Labeled region rows:

──────────────────────────────

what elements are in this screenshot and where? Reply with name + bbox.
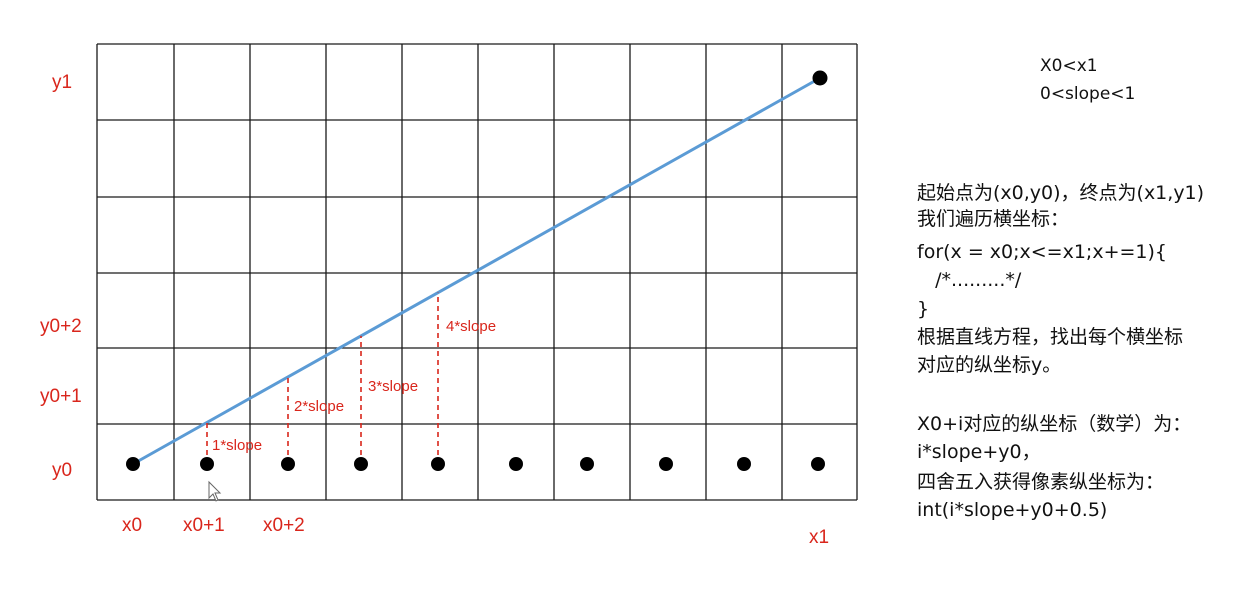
code-line: } [917, 298, 930, 320]
ideal-line [131, 76, 822, 466]
pixel-dot [281, 457, 295, 471]
slope-label-3: 3*slope [368, 378, 418, 395]
pixel-dot [431, 457, 445, 471]
pixel-dot [659, 457, 673, 471]
note-line: 四舍五入获得像素纵坐标为： [917, 471, 1165, 493]
x0-plus-2-label: x0+2 [263, 515, 305, 536]
note-line: i*slope+y0， [917, 441, 1041, 463]
slope-offsets [206, 292, 439, 464]
note-line: int(i*slope+y0+0.5) [917, 499, 1108, 521]
pixel-dot [811, 457, 825, 471]
note-line: X0+i对应的纵坐标（数学）为： [917, 413, 1192, 435]
pixel-dot [354, 457, 368, 471]
note-line: 根据直线方程，找出每个横坐标 [917, 326, 1184, 348]
x0-label: x0 [122, 515, 142, 536]
condition-line: X0<x1 [1040, 56, 1098, 76]
slope-label-4: 4*slope [446, 318, 496, 335]
code-line: for(x = x0;x<=x1;x+=1){ [917, 241, 1168, 263]
y0-plus-2-label: y0+2 [40, 316, 82, 337]
code-line: /*.........*/ [917, 269, 1022, 291]
note-line: 起始点为(x0,y0)，终点为(x1,y1) [917, 182, 1205, 204]
note-line: 对应的纵坐标y。 [917, 354, 1062, 376]
slope-label-2: 2*slope [294, 398, 344, 415]
y0-plus-1-label: y0+1 [40, 386, 82, 407]
x1-label: x1 [809, 527, 829, 548]
pixel-dot [580, 457, 594, 471]
x0-plus-1-label: x0+1 [183, 515, 225, 536]
pixel-grid [96, 43, 858, 501]
mouse-cursor-icon [208, 480, 222, 502]
slope-label-1: 1*slope [212, 437, 262, 454]
pixel-dot [126, 457, 140, 471]
y0-label: y0 [52, 460, 72, 481]
pixel-dots [126, 70, 828, 471]
y1-label: y1 [52, 72, 72, 93]
pixel-dot [200, 457, 214, 471]
line-rasterization-diagram: y1 y0+2 y0+1 y0 x0 x0+1 x0+2 x1 1*slope … [40, 43, 858, 548]
pixel-dot [737, 457, 751, 471]
pixel-dot [509, 457, 523, 471]
end-point-dot [812, 70, 828, 86]
condition-line: 0<slope<1 [1040, 84, 1136, 104]
note-line: 我们遍历横坐标： [917, 208, 1070, 230]
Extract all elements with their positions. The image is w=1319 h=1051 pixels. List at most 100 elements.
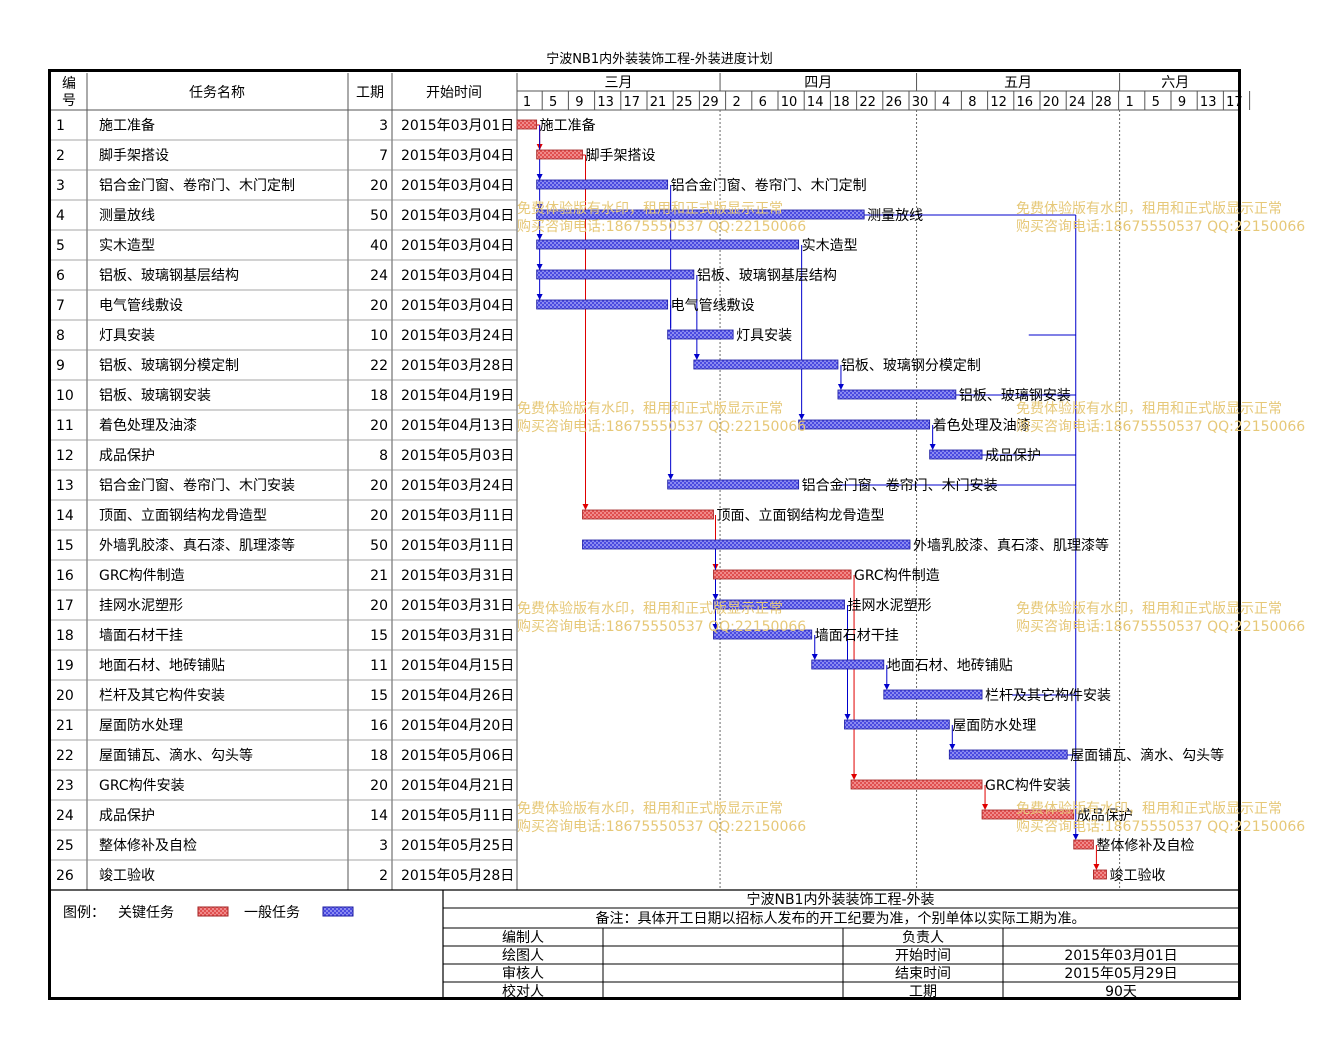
- task-name: 灯具安装: [99, 328, 155, 344]
- bar-label: 电气管线敷设: [671, 298, 755, 314]
- task-name: 施工准备: [99, 117, 155, 134]
- normal-task-bar[interactable]: [713, 629, 813, 640]
- task-duration: 8: [379, 448, 388, 464]
- watermark-line1: 免费体验版有水印，租用和正式版显示正常: [517, 201, 783, 217]
- gantt-frame: [48, 69, 1241, 1000]
- task-duration: 3: [379, 838, 388, 854]
- critical-task-bar[interactable]: [1093, 869, 1107, 880]
- task-name: 铝板、玻璃钢基层结构: [99, 267, 239, 284]
- task-name: 挂网水泥塑形: [99, 598, 183, 614]
- normal-task-bar[interactable]: [883, 689, 983, 700]
- footer-field-label: 校对人: [502, 983, 544, 1000]
- watermark-line2: 购买咨询电话:18675550537 QQ:22150066: [1016, 419, 1305, 435]
- task-duration: 3: [379, 118, 388, 134]
- bar-label: GRC构件安装: [985, 778, 1071, 794]
- task-number: 14: [56, 508, 74, 524]
- task-name: 成品保护: [99, 448, 155, 464]
- bar-label: 实木造型: [802, 238, 858, 254]
- header-task-name: 任务名称: [189, 85, 245, 101]
- day-tick-label: 9: [1178, 95, 1186, 110]
- task-name: 铝合金门窗、卷帘门、木门安装: [99, 477, 295, 494]
- chart-title: 宁波NB1内外装装饰工程-外装进度计划: [546, 52, 773, 67]
- normal-task-bar[interactable]: [929, 449, 983, 460]
- legend-critical-swatch: [197, 906, 229, 917]
- watermark-line2: 购买咨询电话:18675550537 QQ:22150066: [517, 619, 806, 635]
- task-number: 20: [56, 688, 74, 704]
- critical-task-bar[interactable]: [536, 149, 583, 160]
- task-number: 1: [56, 118, 65, 134]
- task-start-date: 2015年03月28日: [401, 358, 514, 374]
- task-duration: 22: [370, 358, 388, 374]
- bar-label: 铝板、玻璃钢基层结构: [697, 267, 837, 284]
- legend-label: 图例：: [63, 905, 105, 921]
- task-name: 铝合金门窗、卷帘门、木门定制: [99, 177, 295, 194]
- watermark-line2: 购买咨询电话:18675550537 QQ:22150066: [1016, 819, 1305, 835]
- normal-task-bar[interactable]: [837, 389, 957, 400]
- task-duration: 15: [370, 688, 388, 704]
- critical-task-bar[interactable]: [516, 119, 538, 130]
- day-tick-label: 13: [1200, 95, 1217, 110]
- legend-critical-label: 关键任务: [118, 905, 174, 921]
- critical-task-bar[interactable]: [1073, 839, 1094, 850]
- watermark-line2: 购买咨询电话:18675550537 QQ:22150066: [1016, 219, 1305, 235]
- dependency-arrow: [536, 294, 543, 300]
- dependency-arrow: [1072, 834, 1079, 840]
- footer-field-label: 编制人: [502, 930, 544, 946]
- task-number: 17: [56, 598, 74, 614]
- bar-label: 栏杆及其它构件安装: [985, 687, 1111, 704]
- task-name: 脚手架搭设: [99, 148, 169, 164]
- task-name: 栏杆及其它构件安装: [99, 687, 225, 704]
- normal-task-bar[interactable]: [798, 419, 931, 430]
- footer-field-label: 结束时间: [895, 966, 951, 982]
- normal-task-bar[interactable]: [536, 179, 669, 190]
- day-tick-label: 24: [1069, 95, 1086, 110]
- task-number: 5: [56, 238, 65, 254]
- normal-task-bar[interactable]: [811, 659, 885, 670]
- task-name: 屋面防水处理: [99, 718, 183, 734]
- month-label: 六月: [1161, 75, 1189, 91]
- task-start-date: 2015年03月04日: [401, 268, 514, 284]
- normal-task-bar[interactable]: [536, 239, 800, 250]
- normal-task-bar[interactable]: [713, 599, 845, 610]
- bar-label: 竣工验收: [1110, 868, 1166, 884]
- day-tick-label: 1: [523, 95, 531, 110]
- month-label: 三月: [605, 75, 633, 91]
- header-num: 编: [62, 76, 76, 92]
- footer-field-value: 2015年03月01日: [1064, 948, 1177, 964]
- normal-task-bar[interactable]: [582, 539, 911, 550]
- task-name: 铝板、玻璃钢安装: [99, 387, 211, 404]
- dependency-arrow: [712, 594, 719, 600]
- critical-task-bar[interactable]: [981, 809, 1075, 820]
- task-name: 测量放线: [99, 208, 155, 224]
- normal-task-bar[interactable]: [536, 209, 865, 220]
- task-duration: 20: [370, 178, 388, 194]
- task-number: 8: [56, 328, 65, 344]
- normal-task-bar[interactable]: [948, 749, 1068, 760]
- dependency-arrow: [693, 354, 700, 360]
- critical-task-bar[interactable]: [713, 569, 852, 580]
- bar-label: 外墙乳胶漆、真石漆、肌理漆等: [913, 537, 1109, 554]
- day-tick-label: 1: [1125, 95, 1133, 110]
- normal-task-bar[interactable]: [667, 479, 800, 490]
- normal-task-bar[interactable]: [536, 269, 695, 280]
- normal-task-bar[interactable]: [667, 329, 734, 340]
- dependency-arrow: [536, 174, 543, 180]
- task-number: 11: [56, 418, 74, 434]
- task-start-date: 2015年04月26日: [401, 688, 514, 704]
- day-tick-label: 21: [650, 95, 667, 110]
- task-duration: 20: [370, 418, 388, 434]
- critical-task-bar[interactable]: [582, 509, 714, 520]
- task-start-date: 2015年05月11日: [401, 808, 514, 824]
- critical-task-bar[interactable]: [850, 779, 983, 790]
- task-duration: 18: [370, 388, 388, 404]
- task-start-date: 2015年04月21日: [401, 778, 514, 794]
- bar-label: 成品保护: [985, 448, 1041, 464]
- task-duration: 20: [370, 778, 388, 794]
- normal-task-bar[interactable]: [844, 719, 950, 730]
- day-tick-label: 18: [833, 95, 850, 110]
- task-number: 2: [56, 148, 65, 164]
- day-tick-label: 9: [575, 95, 583, 110]
- normal-task-bar[interactable]: [536, 299, 669, 310]
- bar-label: 着色处理及油漆: [933, 417, 1031, 434]
- normal-task-bar[interactable]: [693, 359, 839, 370]
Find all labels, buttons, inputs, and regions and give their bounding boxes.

──────────────────────────────

▶ _Stated exercise_: Copy the rows word for word, starting with the line that contains "298, 930, 320]" and ending after the line that contains "Extract all elements".

▶ _Exercise response_:
code-line: } [917, 298, 930, 320]
ideal-line [131, 76, 822, 466]
pixel-dot [281, 457, 295, 471]
slope-label-3: 3*slope [368, 378, 418, 395]
pixel-dot [431, 457, 445, 471]
pixel-dot [659, 457, 673, 471]
note-line: 四舍五入获得像素纵坐标为： [917, 471, 1165, 493]
x0-plus-2-label: x0+2 [263, 515, 305, 536]
note-line: i*slope+y0， [917, 441, 1041, 463]
slope-offsets [206, 292, 439, 464]
note-line: int(i*slope+y0+0.5) [917, 499, 1108, 521]
pixel-dot [811, 457, 825, 471]
note-line: X0+i对应的纵坐标（数学）为： [917, 413, 1192, 435]
pixel-dot [354, 457, 368, 471]
note-line: 根据直线方程，找出每个横坐标 [917, 326, 1184, 348]
x0-label: x0 [122, 515, 142, 536]
condition-line: X0<x1 [1040, 56, 1098, 76]
slope-label-4: 4*slope [446, 318, 496, 335]
code-line: for(x = x0;x<=x1;x+=1){ [917, 241, 1168, 263]
y0-plus-2-label: y0+2 [40, 316, 82, 337]
code-line: /*.........*/ [917, 269, 1022, 291]
note-line: 起始点为(x0,y0)，终点为(x1,y1) [917, 182, 1205, 204]
note-line: 对应的纵坐标y。 [917, 354, 1062, 376]
slope-label-2: 2*slope [294, 398, 344, 415]
y0-plus-1-label: y0+1 [40, 386, 82, 407]
x1-label: x1 [809, 527, 829, 548]
pixel-dot [580, 457, 594, 471]
x0-plus-1-label: x0+1 [183, 515, 225, 536]
pixel-grid [96, 43, 858, 501]
mouse-cursor-icon [208, 480, 222, 502]
slope-label-1: 1*slope [212, 437, 262, 454]
pixel-dot [126, 457, 140, 471]
y0-label: y0 [52, 460, 72, 481]
pixel-dots [126, 70, 828, 471]
y1-label: y1 [52, 72, 72, 93]
pixel-dot [200, 457, 214, 471]
line-rasterization-diagram: y1 y0+2 y0+1 y0 x0 x0+1 x0+2 x1 1*slope … [40, 43, 858, 548]
pixel-dot [737, 457, 751, 471]
pixel-dot [509, 457, 523, 471]
end-point-dot [812, 70, 828, 86]
condition-line: 0<slope<1 [1040, 84, 1136, 104]
note-line: 我们遍历横坐标： [917, 208, 1070, 230]
Extract all elements with their positions. The image is w=1319 h=1051 pixels. List at most 100 elements.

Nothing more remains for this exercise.